Dataset excerpt:
####################
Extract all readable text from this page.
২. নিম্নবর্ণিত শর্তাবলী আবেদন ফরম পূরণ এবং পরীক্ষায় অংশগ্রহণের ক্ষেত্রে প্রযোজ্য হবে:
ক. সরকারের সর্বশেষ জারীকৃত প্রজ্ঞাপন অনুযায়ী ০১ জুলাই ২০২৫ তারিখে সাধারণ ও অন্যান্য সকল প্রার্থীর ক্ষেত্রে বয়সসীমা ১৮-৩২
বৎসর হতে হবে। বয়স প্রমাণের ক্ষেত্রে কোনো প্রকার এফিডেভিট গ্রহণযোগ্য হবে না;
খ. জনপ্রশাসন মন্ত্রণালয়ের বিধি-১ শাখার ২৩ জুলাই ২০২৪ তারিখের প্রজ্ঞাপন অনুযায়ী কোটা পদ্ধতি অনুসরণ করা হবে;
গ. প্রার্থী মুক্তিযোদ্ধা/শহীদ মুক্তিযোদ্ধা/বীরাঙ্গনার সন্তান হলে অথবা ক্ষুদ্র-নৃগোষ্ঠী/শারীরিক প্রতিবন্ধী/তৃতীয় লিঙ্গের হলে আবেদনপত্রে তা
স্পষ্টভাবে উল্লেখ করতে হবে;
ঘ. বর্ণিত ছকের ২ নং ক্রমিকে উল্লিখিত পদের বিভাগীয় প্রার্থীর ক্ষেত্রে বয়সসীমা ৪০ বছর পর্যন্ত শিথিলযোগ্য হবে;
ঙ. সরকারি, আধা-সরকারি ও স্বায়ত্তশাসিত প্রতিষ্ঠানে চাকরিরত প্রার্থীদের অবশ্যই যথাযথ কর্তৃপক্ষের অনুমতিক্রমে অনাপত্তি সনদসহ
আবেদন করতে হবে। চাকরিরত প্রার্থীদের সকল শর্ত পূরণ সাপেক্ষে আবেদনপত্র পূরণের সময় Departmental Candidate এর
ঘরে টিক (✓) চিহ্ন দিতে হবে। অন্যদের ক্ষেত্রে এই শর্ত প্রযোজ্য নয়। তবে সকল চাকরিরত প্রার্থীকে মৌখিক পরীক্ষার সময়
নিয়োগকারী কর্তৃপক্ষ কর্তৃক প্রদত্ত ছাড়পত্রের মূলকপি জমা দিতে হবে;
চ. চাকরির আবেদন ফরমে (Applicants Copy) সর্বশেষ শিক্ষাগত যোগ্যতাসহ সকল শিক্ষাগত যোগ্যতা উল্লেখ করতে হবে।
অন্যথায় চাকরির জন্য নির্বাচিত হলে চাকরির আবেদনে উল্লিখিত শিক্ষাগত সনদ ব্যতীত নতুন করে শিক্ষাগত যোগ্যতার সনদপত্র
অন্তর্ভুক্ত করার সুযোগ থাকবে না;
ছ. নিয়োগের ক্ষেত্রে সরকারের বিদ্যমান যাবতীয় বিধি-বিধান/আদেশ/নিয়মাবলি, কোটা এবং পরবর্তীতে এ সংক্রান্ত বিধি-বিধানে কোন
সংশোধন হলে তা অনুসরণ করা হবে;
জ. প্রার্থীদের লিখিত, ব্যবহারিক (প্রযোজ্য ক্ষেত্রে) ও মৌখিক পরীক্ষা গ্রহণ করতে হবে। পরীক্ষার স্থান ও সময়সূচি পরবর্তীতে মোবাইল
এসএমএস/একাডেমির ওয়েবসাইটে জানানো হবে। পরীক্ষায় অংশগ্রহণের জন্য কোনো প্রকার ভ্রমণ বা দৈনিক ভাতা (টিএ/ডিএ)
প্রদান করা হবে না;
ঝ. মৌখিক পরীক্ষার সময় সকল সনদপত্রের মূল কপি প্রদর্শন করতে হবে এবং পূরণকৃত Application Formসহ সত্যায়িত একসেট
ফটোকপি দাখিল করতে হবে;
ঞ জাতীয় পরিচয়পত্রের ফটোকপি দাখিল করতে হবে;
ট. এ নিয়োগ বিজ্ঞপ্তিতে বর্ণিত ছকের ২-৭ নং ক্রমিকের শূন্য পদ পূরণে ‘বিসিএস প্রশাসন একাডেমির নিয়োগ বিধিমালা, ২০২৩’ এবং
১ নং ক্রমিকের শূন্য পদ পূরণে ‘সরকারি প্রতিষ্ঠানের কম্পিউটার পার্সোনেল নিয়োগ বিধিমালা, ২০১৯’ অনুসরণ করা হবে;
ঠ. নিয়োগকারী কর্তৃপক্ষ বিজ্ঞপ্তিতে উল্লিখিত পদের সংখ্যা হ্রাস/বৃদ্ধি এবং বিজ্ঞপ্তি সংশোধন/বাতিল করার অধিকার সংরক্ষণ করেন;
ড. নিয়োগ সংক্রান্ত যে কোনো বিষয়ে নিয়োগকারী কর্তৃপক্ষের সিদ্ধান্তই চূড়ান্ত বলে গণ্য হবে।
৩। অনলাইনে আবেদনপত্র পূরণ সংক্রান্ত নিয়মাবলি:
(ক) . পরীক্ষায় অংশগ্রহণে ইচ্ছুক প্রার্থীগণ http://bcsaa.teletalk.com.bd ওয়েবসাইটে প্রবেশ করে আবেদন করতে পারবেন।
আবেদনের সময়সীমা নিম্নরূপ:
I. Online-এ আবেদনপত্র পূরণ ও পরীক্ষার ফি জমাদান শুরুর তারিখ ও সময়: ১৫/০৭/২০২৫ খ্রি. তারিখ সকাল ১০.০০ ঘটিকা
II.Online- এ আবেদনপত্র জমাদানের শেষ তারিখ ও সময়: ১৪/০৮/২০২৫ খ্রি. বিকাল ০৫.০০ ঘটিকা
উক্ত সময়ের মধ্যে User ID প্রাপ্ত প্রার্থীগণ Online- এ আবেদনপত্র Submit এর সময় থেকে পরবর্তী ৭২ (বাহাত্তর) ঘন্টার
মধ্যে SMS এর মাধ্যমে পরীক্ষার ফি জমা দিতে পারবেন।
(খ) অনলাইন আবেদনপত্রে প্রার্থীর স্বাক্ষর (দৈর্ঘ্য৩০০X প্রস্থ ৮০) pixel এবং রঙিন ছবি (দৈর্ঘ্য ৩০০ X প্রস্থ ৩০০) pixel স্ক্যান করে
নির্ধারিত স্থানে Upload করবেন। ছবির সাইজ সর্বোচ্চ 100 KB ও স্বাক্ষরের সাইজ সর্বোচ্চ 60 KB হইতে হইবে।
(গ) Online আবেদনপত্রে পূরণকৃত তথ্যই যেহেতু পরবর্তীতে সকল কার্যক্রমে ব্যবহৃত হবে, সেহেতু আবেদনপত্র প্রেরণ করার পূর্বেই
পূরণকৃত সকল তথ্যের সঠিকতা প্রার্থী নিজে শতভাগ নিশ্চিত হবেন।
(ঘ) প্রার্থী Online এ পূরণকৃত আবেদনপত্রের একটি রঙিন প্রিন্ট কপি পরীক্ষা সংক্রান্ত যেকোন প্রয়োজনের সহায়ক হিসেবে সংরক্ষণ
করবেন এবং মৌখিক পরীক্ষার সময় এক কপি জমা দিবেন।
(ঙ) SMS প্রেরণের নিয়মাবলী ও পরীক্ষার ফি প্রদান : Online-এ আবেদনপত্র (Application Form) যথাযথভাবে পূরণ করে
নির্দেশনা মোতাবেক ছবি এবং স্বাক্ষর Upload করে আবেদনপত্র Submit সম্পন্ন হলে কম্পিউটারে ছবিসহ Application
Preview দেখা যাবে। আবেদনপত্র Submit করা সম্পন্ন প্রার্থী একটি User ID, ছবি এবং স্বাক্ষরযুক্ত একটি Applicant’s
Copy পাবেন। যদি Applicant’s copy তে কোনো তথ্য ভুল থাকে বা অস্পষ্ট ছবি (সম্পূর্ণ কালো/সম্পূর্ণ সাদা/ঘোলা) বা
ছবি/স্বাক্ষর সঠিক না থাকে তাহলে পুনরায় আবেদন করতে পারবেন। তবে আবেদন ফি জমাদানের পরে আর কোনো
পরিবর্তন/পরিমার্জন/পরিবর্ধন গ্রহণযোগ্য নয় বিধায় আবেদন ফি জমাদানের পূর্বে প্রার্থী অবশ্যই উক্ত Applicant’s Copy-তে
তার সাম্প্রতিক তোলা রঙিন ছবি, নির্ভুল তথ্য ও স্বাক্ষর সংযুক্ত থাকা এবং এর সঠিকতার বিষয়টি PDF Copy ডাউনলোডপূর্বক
####################
WRITTEN TASK:
Determine the number of lines in the entries above where the string "User" appears. Answer with the number alone.

RESPONSE:
2